Data lines:
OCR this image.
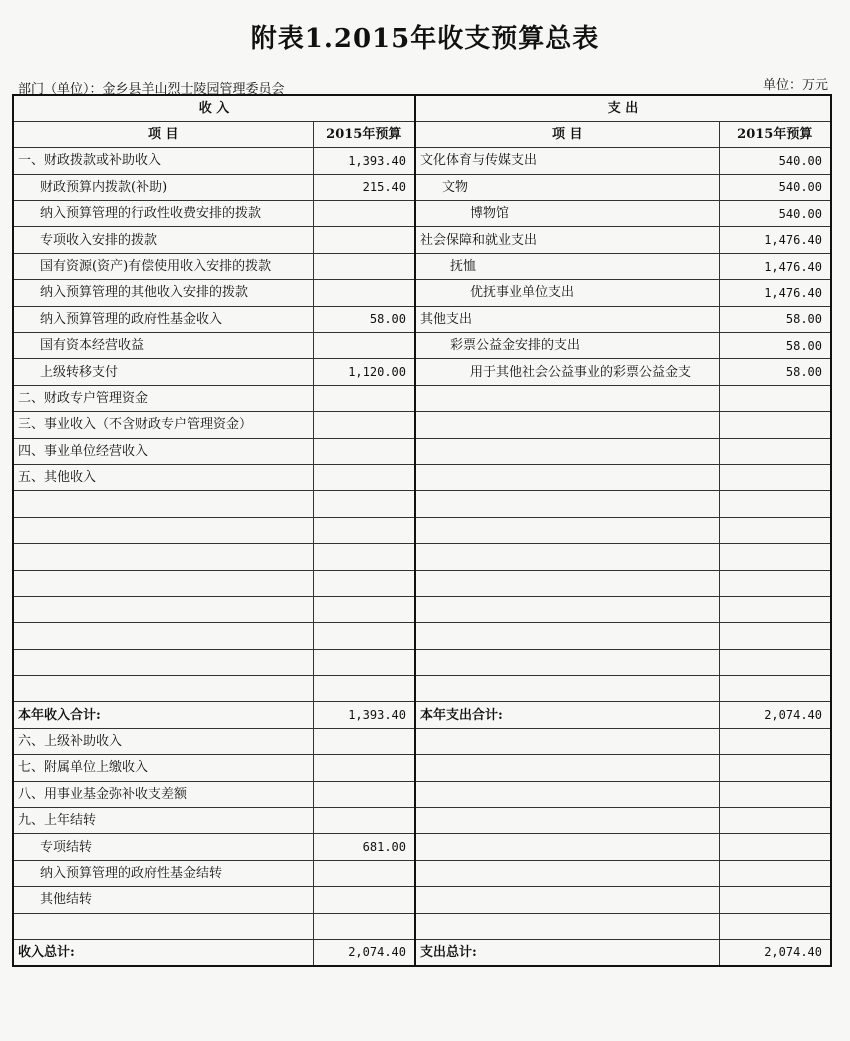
附表1.2015年收支预算总表
部门（单位）：金乡县羊山烈士陵园管理委员会	单位：万元
收 入		支 出	
项 目	2015年预算	项 目	2015年预算
一、财政拨款或补助收入	1,393.40	文化体育与传媒支出	540.00
财政预算内拨款(补助)	215.40	文物	540.00
纳入预算管理的行政性收费安排的拨款		博物馆	540.00
专项收入安排的拨款		社会保障和就业支出	1,476.40
国有资源(资产)有偿使用收入安排的拨款		抚恤	1,476.40
纳入预算管理的其他收入安排的拨款		优抚事业单位支出	1,476.40
纳入预算管理的政府性基金收入	58.00	其他支出	58.00
国有资本经营收益		彩票公益金安排的支出	58.00
上级转移支付	1,120.00	用于其他社会公益事业的彩票公益金支	58.00
二、财政专户管理资金			
三、事业收入（不含财政专户管理资金）			
四、事业单位经营收入			
五、其他收入			

本年收入合计:	1,393.40	本年支出合计:	2,074.40
六、上级补助收入			
七、附属单位上缴收入			
八、用事业基金弥补收支差额			
九、上年结转			
专项结转	681.00		
纳入预算管理的政府性基金结转			
其他结转			

收入总计:	2,074.40	支出总计:	2,074.40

Direction:
Can you restate all the records above word for word while dropping the pictures?

Problem solution:
OCR this image.
附表1.2015年收支预算总表
部门（单位）：金乡县羊山烈士陵园管理委员会	单位：万元
收 入		支 出	
项 目	2015年预算	项 目	2015年预算
一、财政拨款或补助收入	1,393.40	文化体育与传媒支出	540.00
财政预算内拨款(补助)	215.40	文物	540.00
纳入预算管理的行政性收费安排的拨款		博物馆	540.00
专项收入安排的拨款		社会保障和就业支出	1,476.40
国有资源(资产)有偿使用收入安排的拨款		抚恤	1,476.40
纳入预算管理的其他收入安排的拨款		优抚事业单位支出	1,476.40
纳入预算管理的政府性基金收入	58.00	其他支出	58.00
国有资本经营收益		彩票公益金安排的支出	58.00
上级转移支付	1,120.00	用于其他社会公益事业的彩票公益金支	58.00
二、财政专户管理资金			
三、事业收入（不含财政专户管理资金）			
四、事业单位经营收入			
五、其他收入			

本年收入合计:	1,393.40	本年支出合计:	2,074.40
六、上级补助收入			
七、附属单位上缴收入			
八、用事业基金弥补收支差额			
九、上年结转			
专项结转	681.00		
纳入预算管理的政府性基金结转			
其他结转			

收入总计:	2,074.40	支出总计:	2,074.40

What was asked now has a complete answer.